* **Exercise details**: Collect every line in the records below that contains the word "skattefordelingsfondet".

──────── Task material

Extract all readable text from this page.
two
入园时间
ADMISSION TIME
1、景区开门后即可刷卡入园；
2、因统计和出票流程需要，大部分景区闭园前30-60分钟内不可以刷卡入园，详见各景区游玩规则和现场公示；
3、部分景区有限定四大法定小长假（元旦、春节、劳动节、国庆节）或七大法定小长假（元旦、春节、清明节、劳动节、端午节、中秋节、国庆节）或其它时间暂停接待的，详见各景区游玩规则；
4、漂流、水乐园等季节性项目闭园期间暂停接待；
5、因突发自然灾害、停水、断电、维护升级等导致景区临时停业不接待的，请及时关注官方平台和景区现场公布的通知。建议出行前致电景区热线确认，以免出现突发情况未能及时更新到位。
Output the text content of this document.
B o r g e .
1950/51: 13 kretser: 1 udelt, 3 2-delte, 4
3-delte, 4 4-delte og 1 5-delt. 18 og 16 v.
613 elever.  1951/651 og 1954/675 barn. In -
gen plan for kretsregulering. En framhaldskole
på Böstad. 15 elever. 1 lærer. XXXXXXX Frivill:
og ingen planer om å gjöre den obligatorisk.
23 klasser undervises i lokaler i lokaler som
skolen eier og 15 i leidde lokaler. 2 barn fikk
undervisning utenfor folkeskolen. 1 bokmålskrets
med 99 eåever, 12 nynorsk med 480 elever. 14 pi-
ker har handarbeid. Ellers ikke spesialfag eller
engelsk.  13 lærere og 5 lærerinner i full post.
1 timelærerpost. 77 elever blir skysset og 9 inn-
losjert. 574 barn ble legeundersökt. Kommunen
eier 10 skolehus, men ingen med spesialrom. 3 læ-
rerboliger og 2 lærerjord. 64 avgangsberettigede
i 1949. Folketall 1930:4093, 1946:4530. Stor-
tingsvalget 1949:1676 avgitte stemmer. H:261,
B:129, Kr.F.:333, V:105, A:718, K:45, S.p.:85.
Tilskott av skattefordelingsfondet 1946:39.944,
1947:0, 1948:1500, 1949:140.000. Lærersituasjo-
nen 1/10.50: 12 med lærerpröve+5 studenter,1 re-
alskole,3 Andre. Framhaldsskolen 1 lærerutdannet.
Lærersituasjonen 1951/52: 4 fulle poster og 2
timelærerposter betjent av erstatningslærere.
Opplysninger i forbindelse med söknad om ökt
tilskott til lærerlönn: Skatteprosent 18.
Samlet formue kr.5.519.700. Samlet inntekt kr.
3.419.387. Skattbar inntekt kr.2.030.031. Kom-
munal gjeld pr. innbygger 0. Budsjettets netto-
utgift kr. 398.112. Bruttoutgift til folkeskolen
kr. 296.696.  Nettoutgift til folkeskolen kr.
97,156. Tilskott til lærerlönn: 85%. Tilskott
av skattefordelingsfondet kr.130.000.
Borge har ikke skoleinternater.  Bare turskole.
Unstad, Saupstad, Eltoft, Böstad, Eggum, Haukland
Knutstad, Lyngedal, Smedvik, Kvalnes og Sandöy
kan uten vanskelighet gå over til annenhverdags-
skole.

────────────────

* **Problem solution**:
Tilskott av skattefordelingsfondet 1946:39.944,
av skattefordelingsfondet kr.130.000.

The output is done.